**Stated exercise**
In the records below, could you recast the lines starting at the one containing "Patent image size: (941, 918)." and ending at the one containing "The bearing seat 212 is at (315, 185)." as a JSON list of strings, with one string per line and blank lines omitted?

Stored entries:
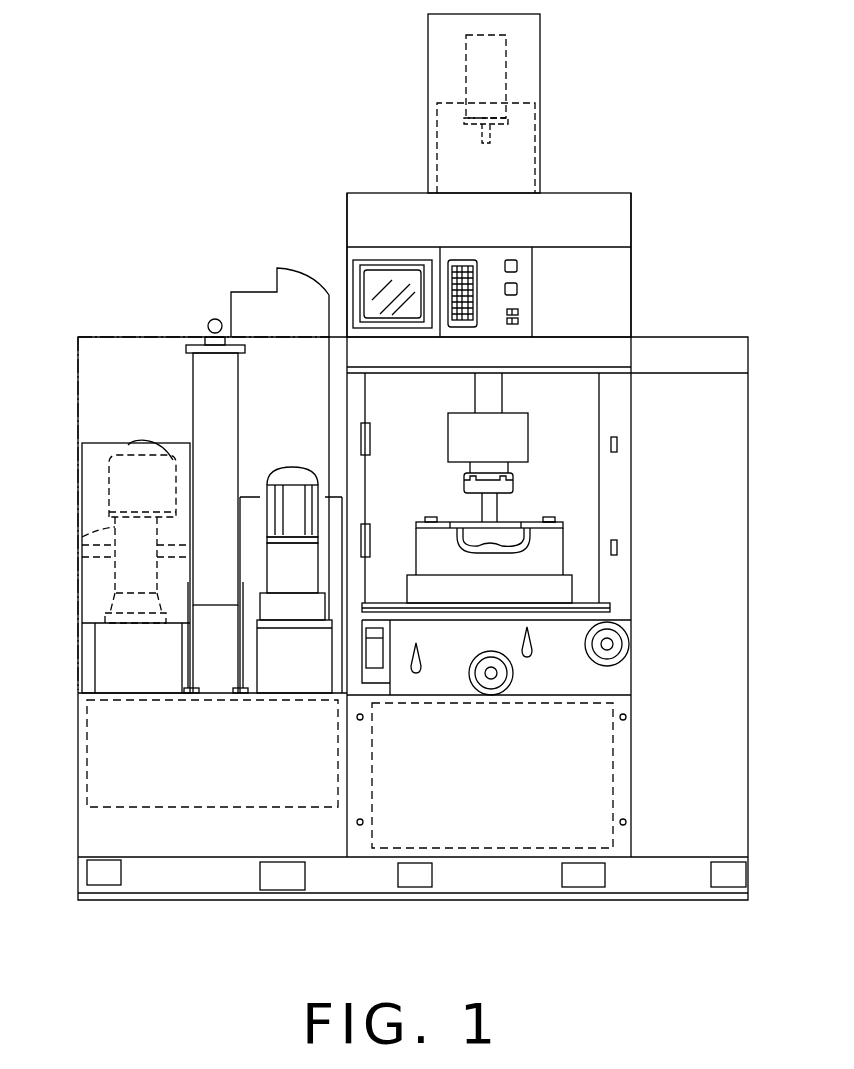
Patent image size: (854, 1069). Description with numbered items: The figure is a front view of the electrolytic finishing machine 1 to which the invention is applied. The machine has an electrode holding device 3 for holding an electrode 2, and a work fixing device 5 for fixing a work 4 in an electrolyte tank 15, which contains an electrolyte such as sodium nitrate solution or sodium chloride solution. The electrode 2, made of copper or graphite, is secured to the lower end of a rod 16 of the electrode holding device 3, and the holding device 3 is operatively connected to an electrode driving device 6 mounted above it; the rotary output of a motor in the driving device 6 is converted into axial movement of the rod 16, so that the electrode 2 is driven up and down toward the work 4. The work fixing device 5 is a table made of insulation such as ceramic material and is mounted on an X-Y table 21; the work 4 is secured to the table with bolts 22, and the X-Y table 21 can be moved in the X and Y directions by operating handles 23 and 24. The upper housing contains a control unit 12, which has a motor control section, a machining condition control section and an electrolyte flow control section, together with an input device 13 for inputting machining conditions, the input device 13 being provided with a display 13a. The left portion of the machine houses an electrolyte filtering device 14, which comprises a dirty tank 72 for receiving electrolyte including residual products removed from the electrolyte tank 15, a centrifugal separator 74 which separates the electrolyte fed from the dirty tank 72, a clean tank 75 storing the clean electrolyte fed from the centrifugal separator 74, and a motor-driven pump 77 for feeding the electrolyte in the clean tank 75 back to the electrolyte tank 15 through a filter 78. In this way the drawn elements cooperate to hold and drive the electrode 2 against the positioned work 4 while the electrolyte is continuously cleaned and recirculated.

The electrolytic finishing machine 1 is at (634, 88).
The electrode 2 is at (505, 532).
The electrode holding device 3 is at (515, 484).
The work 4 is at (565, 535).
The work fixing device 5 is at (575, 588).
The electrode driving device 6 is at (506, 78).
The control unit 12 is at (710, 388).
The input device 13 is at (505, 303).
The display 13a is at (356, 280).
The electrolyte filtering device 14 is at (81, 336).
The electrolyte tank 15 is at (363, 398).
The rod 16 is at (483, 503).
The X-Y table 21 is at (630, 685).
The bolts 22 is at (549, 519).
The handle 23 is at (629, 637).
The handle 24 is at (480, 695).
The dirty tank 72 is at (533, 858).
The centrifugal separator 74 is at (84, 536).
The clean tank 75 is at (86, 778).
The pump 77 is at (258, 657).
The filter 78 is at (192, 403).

==

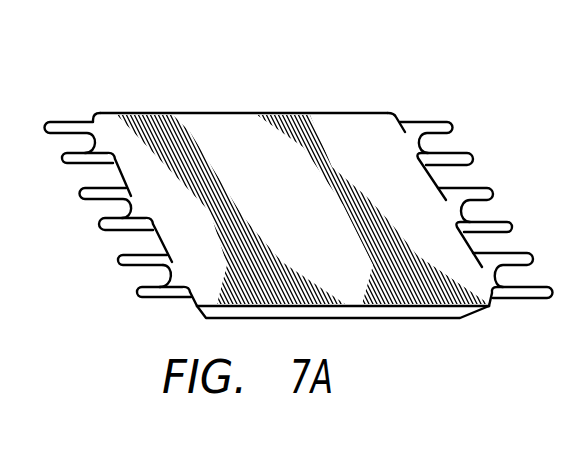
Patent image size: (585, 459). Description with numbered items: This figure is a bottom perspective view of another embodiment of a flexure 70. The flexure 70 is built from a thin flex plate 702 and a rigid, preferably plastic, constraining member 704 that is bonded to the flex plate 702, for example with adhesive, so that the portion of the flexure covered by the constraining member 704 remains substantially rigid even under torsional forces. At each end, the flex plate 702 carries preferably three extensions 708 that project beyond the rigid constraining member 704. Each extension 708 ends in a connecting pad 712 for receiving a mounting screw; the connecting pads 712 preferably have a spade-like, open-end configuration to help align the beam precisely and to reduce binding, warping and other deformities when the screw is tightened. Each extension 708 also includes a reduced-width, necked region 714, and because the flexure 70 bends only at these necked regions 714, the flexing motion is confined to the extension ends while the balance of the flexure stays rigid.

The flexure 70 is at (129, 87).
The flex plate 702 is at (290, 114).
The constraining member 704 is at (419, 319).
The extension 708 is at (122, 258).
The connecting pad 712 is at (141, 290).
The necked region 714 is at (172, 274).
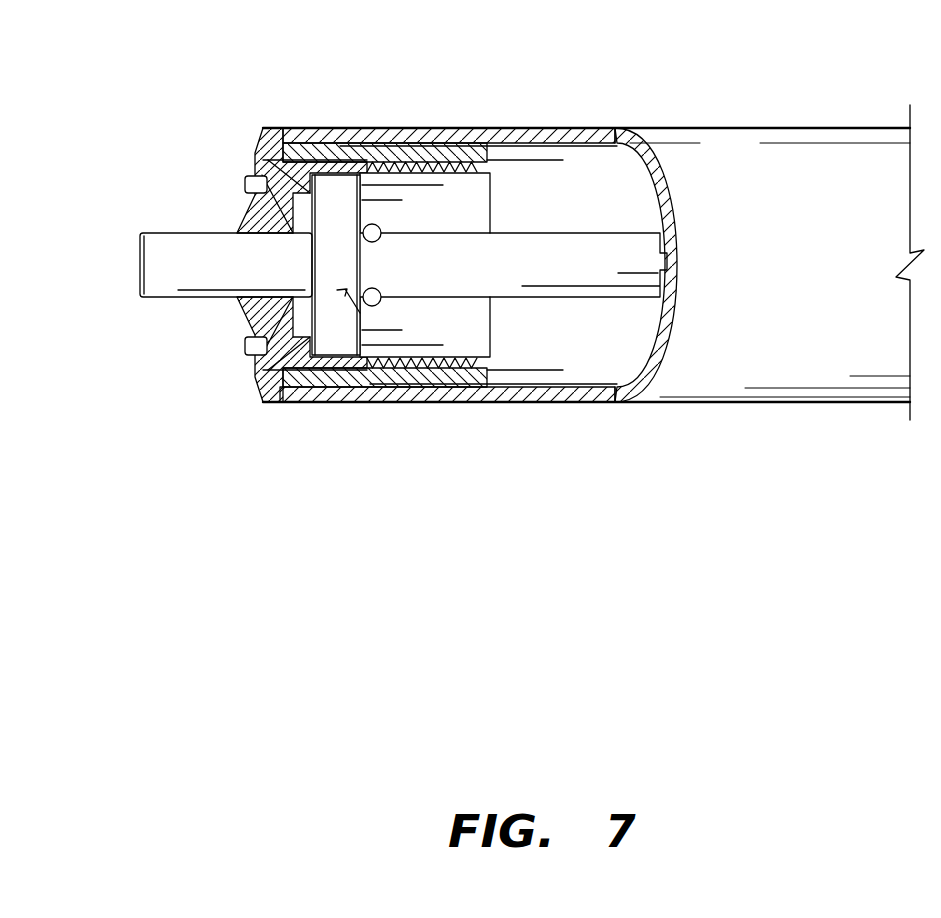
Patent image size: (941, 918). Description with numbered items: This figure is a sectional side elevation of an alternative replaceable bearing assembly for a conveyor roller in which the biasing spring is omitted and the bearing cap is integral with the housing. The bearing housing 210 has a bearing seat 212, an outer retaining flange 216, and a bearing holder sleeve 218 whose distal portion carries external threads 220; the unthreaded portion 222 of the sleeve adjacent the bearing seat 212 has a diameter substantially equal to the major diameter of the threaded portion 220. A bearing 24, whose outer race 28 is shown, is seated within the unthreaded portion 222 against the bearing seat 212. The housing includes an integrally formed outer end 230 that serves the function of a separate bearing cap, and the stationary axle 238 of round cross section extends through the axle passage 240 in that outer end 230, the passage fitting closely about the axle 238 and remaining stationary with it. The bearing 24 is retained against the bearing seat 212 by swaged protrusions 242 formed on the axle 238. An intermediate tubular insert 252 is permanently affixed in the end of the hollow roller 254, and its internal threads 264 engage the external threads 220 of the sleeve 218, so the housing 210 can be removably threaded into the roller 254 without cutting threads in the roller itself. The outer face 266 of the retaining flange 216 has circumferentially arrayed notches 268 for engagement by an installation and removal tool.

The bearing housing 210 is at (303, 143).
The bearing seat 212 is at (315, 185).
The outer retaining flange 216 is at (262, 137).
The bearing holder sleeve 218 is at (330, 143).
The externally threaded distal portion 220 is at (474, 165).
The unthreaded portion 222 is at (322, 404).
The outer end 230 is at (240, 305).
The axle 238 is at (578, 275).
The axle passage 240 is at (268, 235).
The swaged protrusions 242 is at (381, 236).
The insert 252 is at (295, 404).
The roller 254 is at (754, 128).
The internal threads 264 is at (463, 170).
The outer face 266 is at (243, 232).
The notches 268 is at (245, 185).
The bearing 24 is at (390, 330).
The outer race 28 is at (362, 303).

---

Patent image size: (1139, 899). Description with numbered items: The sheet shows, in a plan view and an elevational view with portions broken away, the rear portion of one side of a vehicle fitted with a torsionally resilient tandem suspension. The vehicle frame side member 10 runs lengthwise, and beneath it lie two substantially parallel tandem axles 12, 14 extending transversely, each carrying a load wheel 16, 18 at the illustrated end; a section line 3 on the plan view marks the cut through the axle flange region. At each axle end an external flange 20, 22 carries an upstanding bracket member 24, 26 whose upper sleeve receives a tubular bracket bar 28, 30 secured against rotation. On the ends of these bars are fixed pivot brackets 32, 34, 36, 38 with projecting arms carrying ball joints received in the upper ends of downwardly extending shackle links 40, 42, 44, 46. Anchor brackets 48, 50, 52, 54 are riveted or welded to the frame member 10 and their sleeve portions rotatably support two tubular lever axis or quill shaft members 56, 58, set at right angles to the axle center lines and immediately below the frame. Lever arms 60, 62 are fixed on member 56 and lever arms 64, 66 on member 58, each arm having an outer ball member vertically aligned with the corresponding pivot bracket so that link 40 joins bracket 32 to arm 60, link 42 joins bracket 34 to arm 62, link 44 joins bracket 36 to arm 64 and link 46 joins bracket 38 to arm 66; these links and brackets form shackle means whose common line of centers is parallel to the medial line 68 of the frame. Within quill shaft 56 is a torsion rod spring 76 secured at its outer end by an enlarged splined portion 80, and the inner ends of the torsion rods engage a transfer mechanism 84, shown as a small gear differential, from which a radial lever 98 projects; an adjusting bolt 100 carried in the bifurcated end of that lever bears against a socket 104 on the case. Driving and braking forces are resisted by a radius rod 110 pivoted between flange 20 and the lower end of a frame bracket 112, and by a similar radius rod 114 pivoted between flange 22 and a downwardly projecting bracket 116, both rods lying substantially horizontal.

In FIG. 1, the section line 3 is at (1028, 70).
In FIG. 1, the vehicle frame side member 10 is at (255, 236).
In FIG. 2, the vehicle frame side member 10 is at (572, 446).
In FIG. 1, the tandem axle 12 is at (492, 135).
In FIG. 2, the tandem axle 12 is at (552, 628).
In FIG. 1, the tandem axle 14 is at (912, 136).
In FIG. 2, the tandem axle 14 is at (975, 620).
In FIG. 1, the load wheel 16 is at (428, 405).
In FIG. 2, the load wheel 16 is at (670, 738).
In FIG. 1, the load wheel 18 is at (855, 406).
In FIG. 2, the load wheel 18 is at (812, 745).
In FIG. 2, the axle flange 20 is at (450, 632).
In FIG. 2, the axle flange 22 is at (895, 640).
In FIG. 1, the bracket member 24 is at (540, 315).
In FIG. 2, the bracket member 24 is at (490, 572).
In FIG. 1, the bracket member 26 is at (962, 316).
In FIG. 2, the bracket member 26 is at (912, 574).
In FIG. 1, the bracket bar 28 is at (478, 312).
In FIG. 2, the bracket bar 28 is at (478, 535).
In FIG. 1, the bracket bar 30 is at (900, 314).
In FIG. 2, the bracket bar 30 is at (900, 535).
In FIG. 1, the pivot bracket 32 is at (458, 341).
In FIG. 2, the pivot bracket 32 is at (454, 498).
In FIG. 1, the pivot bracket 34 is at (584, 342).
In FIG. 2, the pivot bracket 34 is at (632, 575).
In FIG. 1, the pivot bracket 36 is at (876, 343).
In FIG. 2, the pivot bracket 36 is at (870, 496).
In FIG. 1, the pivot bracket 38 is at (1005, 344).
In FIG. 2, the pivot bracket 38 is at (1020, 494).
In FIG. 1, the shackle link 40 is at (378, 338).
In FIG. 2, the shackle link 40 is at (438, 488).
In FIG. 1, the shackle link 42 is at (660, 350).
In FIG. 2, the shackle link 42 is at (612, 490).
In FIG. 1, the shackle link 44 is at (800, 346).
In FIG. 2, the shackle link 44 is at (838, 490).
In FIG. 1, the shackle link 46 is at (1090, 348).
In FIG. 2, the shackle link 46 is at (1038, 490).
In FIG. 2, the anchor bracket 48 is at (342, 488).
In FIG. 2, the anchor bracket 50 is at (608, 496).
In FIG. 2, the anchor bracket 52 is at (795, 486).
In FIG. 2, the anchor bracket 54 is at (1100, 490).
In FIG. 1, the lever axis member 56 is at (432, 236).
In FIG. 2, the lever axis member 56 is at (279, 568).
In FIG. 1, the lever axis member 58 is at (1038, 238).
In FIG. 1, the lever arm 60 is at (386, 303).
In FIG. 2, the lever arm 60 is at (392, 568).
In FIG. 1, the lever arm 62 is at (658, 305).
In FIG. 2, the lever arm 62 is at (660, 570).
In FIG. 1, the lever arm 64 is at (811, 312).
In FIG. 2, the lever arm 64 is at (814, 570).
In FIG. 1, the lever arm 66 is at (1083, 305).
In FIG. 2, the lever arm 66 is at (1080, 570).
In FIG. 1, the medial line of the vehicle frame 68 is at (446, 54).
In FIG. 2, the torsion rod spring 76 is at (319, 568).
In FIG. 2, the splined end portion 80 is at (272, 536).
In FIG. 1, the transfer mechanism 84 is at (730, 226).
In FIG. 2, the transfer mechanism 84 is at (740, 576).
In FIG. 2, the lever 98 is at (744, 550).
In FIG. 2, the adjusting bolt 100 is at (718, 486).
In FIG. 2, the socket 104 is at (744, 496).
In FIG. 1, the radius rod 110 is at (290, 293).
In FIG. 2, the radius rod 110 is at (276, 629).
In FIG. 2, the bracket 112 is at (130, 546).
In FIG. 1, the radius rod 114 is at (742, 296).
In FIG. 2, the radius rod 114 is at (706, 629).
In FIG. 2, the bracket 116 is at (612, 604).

**Output below**
[
  "Patent image size: (941, 918). Description with numbered items: This figure is a sectional side elevation of an alternative replaceable bearing assembly for a conveyor roller in which the biasing spring is omitted and the bearing cap is integral with the housing. The bearing housing 210 has a bearing seat 212, an outer retaining flange 216, and a bearing holder sleeve 218 whose distal portion carries external threads 220; the unthreaded portion 222 of the sleeve adjacent the bearing seat 212 has a diameter substantially equal to the major diameter of the threaded portion 220. A bearing 24, whose outer race 28 is shown, is seated within the unthreaded portion 222 against the bearing seat 212. The housing includes an integrally formed outer end 230 that serves the function of a separate bearing cap, and the stationary axle 238 of round cross section extends through the axle passage 240 in that outer end 230, the passage fitting closely about the axle 238 and remaining stationary with it. The bearing 24 is retained against the bearing seat 212 by swaged protrusions 242 formed on the axle 238. An intermediate tubular insert 252 is permanently affixed in the end of the hollow roller 254, and its internal threads 264 engage the external threads 220 of the sleeve 218, so the housing 210 can be removably threaded into the roller 254 without cutting threads in the roller itself. The outer face 266 of the retaining flange 216 has circumferentially arrayed notches 268 for engagement by an installation and removal tool.",
  "The bearing housing 210 is at (303, 143).",
  "The bearing seat 212 is at (315, 185)."
]